Information supplied:
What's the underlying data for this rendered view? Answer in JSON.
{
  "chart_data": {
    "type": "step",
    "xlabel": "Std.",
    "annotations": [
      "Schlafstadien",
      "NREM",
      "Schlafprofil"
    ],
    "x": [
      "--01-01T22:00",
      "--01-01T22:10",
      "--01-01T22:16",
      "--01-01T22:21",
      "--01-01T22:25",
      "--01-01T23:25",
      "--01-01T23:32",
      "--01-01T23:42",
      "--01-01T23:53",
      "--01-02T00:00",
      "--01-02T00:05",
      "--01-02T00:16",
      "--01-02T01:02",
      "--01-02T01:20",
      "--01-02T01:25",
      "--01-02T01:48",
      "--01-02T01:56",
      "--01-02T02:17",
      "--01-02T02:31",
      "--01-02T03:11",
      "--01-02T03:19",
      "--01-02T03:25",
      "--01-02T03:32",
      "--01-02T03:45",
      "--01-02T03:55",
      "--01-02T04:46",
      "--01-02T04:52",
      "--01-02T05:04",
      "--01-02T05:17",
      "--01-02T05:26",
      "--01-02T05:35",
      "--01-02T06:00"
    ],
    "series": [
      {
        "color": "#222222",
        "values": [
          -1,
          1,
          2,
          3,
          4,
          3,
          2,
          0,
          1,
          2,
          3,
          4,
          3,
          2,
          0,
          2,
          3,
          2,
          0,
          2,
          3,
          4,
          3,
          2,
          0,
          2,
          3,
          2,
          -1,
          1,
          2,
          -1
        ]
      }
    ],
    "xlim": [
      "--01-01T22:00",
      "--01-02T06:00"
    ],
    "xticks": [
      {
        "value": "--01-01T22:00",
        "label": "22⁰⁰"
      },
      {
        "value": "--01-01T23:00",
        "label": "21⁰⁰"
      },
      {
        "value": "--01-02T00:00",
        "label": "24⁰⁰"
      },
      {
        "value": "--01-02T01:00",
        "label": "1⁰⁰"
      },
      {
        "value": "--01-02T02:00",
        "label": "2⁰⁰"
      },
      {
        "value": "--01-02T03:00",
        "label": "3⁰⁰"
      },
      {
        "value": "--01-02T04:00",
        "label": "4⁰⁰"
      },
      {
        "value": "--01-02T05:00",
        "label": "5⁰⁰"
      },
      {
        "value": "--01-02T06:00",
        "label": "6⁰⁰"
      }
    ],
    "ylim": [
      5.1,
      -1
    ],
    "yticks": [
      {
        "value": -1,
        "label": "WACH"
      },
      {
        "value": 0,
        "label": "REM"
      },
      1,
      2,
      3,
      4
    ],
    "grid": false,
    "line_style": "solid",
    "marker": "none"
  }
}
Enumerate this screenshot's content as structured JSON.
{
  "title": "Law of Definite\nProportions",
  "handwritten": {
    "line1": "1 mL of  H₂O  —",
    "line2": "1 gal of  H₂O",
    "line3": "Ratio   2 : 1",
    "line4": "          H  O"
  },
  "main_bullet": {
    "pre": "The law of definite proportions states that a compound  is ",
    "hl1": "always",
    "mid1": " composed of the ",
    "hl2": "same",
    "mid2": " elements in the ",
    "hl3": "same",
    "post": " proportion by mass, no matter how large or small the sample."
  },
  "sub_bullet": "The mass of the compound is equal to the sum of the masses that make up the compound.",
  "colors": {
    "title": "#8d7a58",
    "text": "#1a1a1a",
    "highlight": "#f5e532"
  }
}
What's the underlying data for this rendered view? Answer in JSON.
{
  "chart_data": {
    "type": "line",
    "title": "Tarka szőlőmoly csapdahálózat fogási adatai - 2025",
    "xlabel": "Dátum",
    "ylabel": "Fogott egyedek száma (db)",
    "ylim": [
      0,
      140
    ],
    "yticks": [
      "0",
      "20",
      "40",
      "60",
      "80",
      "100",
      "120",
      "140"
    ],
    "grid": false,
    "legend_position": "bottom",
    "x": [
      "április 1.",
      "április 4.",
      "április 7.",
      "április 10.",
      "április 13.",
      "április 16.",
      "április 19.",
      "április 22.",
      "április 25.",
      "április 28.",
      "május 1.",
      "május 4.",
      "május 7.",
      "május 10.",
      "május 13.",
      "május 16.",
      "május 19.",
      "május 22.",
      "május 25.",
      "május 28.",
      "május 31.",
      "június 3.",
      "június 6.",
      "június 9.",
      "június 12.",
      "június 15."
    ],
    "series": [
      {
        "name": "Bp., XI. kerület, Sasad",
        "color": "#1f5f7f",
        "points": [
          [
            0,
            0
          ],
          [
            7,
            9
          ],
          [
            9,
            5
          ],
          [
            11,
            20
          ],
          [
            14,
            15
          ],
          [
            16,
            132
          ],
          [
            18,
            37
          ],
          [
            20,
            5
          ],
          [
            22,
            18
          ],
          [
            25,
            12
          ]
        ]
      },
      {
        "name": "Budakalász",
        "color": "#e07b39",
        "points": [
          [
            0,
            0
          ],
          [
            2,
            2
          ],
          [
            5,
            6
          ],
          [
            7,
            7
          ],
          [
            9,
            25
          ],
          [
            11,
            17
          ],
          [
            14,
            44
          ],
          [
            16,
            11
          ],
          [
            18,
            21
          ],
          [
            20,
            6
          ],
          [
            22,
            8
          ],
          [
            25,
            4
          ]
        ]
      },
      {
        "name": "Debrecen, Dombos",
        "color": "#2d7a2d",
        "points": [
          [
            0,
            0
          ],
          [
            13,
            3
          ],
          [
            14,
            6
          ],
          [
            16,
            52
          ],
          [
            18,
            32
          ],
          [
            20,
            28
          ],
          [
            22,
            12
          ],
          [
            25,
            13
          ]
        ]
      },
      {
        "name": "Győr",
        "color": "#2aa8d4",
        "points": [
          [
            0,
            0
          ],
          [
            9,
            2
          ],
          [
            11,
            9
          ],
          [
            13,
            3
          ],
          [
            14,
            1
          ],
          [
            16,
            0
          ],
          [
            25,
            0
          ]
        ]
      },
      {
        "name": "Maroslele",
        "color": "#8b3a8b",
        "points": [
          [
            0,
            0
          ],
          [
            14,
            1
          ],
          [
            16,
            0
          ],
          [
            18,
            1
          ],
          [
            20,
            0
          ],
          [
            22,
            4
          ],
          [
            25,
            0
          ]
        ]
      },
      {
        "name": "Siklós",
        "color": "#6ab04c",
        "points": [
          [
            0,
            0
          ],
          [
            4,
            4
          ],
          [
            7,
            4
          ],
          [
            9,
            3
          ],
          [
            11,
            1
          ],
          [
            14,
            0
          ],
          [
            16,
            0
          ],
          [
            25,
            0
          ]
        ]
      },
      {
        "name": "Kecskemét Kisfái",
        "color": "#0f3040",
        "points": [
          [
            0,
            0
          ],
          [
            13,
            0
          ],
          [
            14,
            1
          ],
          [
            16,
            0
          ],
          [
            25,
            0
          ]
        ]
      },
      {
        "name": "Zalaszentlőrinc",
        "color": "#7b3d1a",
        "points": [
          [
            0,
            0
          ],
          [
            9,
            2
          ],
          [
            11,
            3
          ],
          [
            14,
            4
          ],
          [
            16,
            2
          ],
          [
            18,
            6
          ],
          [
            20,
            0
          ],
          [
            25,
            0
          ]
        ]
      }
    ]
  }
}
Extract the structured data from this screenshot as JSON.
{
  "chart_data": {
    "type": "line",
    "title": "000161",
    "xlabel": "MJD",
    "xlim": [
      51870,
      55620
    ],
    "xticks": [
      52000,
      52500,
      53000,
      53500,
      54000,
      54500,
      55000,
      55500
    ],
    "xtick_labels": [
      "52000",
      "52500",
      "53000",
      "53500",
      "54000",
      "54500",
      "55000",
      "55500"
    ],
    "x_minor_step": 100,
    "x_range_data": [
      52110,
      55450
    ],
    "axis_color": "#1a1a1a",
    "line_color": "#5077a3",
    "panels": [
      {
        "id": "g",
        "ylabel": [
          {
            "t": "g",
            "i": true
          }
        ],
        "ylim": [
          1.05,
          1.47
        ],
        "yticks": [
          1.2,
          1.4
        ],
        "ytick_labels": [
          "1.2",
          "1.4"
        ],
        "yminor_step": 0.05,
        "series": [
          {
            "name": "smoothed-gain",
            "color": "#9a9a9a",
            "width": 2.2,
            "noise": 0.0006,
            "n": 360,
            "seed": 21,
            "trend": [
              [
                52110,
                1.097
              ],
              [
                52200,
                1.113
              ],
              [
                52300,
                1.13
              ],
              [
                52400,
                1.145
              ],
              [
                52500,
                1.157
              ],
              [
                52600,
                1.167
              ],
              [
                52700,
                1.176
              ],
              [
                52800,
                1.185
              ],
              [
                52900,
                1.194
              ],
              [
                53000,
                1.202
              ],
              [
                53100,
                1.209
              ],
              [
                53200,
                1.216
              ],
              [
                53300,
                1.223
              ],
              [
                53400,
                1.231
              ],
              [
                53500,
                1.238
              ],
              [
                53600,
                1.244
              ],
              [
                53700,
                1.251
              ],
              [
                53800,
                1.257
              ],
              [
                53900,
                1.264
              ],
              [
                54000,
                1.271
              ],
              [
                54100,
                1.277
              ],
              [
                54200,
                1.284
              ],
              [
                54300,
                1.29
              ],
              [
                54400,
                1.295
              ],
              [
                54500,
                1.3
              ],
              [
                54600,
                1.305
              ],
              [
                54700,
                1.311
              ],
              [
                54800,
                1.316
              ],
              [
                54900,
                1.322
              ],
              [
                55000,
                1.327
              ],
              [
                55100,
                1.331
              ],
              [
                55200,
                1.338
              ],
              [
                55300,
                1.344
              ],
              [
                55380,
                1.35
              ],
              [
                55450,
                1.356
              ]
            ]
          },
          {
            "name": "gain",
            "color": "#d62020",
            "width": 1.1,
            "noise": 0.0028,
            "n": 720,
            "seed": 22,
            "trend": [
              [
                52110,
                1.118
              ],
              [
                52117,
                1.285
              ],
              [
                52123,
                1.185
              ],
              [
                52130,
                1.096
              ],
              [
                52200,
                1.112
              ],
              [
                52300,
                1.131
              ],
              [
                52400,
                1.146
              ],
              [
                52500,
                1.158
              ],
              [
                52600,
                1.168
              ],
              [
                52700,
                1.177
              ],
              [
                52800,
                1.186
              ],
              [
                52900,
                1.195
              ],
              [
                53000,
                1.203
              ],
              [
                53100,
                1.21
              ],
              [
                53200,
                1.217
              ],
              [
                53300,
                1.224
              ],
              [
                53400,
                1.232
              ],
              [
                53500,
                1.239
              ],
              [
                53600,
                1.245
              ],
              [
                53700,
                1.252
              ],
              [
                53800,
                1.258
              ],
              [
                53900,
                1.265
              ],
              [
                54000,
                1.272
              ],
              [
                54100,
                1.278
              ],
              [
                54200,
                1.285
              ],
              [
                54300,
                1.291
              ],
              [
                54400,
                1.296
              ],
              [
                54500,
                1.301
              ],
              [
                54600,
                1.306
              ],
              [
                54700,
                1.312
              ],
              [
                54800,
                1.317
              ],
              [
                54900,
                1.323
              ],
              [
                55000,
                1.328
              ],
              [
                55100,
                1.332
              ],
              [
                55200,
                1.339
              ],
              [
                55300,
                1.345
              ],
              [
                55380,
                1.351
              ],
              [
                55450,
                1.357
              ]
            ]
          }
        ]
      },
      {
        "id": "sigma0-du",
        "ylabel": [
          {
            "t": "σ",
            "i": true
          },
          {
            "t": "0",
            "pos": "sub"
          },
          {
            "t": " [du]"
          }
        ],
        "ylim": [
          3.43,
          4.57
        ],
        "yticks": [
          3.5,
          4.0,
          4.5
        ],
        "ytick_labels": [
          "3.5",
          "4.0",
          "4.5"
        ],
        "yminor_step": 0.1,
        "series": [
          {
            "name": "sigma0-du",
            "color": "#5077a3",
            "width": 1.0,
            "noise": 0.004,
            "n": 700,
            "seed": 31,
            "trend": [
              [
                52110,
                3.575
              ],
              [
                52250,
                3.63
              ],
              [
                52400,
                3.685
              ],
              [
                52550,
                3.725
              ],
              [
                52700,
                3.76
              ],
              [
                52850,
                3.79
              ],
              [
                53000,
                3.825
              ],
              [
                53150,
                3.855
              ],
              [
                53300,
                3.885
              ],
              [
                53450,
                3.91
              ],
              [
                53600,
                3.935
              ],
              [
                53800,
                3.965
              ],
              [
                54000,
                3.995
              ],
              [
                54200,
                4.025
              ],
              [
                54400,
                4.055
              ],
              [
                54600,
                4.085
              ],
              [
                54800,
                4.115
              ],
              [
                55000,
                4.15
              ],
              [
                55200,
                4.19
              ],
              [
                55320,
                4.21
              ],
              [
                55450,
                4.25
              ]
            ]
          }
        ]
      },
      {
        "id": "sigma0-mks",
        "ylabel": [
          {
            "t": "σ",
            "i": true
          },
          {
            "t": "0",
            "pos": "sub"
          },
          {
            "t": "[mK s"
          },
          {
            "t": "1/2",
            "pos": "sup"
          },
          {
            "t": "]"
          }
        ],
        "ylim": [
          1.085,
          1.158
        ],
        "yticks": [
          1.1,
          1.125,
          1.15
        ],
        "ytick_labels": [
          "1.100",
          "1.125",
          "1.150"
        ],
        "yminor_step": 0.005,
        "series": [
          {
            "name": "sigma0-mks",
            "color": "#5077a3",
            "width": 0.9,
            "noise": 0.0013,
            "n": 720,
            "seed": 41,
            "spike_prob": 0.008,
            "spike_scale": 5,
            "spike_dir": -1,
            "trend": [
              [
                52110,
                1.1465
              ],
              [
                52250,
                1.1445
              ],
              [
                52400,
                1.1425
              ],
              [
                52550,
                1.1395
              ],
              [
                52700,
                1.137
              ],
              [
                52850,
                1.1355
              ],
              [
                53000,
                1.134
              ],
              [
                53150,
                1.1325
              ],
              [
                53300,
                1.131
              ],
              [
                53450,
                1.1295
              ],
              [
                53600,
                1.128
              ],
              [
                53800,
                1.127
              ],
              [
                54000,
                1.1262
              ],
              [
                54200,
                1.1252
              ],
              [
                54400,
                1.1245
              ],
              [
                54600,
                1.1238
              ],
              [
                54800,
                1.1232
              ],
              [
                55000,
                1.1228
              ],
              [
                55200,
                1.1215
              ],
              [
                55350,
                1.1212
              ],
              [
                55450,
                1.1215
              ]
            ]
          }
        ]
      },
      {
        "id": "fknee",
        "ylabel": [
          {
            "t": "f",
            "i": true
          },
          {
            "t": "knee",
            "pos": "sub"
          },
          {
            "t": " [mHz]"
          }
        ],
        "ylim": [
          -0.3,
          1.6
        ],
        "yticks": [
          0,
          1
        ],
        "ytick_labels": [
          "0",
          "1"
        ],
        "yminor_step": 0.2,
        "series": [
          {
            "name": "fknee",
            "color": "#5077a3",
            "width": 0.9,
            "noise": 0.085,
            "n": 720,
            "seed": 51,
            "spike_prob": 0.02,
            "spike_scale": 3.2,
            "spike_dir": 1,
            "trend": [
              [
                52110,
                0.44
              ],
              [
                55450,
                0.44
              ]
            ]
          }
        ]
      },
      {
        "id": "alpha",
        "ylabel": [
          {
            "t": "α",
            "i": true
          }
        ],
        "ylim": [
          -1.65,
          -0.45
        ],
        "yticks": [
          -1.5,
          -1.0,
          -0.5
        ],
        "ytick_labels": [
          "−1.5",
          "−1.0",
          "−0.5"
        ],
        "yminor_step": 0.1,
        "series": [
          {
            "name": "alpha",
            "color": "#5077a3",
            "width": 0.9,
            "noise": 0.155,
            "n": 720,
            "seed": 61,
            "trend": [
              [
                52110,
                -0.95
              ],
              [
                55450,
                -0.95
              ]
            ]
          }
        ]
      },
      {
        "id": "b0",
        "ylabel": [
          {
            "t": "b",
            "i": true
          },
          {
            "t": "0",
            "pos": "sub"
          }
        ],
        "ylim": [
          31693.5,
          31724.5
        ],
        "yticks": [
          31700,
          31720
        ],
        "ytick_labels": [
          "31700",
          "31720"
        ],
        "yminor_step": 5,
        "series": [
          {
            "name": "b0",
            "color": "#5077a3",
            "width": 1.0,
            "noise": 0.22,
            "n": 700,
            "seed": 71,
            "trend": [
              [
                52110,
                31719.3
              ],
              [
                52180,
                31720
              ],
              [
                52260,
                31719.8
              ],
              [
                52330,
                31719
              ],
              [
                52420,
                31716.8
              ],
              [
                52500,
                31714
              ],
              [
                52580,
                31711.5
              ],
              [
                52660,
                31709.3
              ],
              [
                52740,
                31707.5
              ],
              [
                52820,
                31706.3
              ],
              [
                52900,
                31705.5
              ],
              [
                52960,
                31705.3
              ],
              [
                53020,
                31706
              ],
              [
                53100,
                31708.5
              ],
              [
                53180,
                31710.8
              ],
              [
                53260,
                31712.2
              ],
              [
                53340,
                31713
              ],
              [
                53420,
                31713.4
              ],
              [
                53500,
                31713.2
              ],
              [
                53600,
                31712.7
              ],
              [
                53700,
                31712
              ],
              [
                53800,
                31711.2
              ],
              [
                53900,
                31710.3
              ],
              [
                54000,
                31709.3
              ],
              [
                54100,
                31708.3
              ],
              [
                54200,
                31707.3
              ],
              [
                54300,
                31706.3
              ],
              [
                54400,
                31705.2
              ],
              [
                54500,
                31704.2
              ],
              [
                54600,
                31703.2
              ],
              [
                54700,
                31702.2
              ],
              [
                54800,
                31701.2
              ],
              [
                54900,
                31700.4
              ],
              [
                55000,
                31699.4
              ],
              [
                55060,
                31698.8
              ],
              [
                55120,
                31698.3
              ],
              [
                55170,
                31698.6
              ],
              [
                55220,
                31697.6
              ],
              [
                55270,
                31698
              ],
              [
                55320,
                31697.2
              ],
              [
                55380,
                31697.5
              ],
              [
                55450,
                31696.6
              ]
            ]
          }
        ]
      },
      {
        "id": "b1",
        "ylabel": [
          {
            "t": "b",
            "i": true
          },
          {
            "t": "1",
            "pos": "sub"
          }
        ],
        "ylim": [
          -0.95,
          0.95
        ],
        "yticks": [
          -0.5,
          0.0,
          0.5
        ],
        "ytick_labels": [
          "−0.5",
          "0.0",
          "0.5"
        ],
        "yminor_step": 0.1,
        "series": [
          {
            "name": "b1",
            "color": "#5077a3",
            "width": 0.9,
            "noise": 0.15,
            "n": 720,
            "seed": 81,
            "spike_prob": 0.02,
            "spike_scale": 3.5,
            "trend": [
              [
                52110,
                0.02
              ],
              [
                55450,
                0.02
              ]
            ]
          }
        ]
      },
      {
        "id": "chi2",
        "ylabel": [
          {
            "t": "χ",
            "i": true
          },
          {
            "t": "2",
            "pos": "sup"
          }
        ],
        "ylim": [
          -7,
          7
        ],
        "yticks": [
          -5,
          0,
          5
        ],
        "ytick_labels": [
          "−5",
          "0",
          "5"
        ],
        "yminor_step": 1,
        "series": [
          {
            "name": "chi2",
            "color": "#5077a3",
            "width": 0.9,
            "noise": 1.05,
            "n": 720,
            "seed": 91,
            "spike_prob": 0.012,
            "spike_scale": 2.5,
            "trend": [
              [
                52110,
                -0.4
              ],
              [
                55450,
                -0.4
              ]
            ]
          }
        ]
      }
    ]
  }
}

Prompt:
How many lines in the listing contain "április"? Answer with the number alone.

Result of this exercise:
10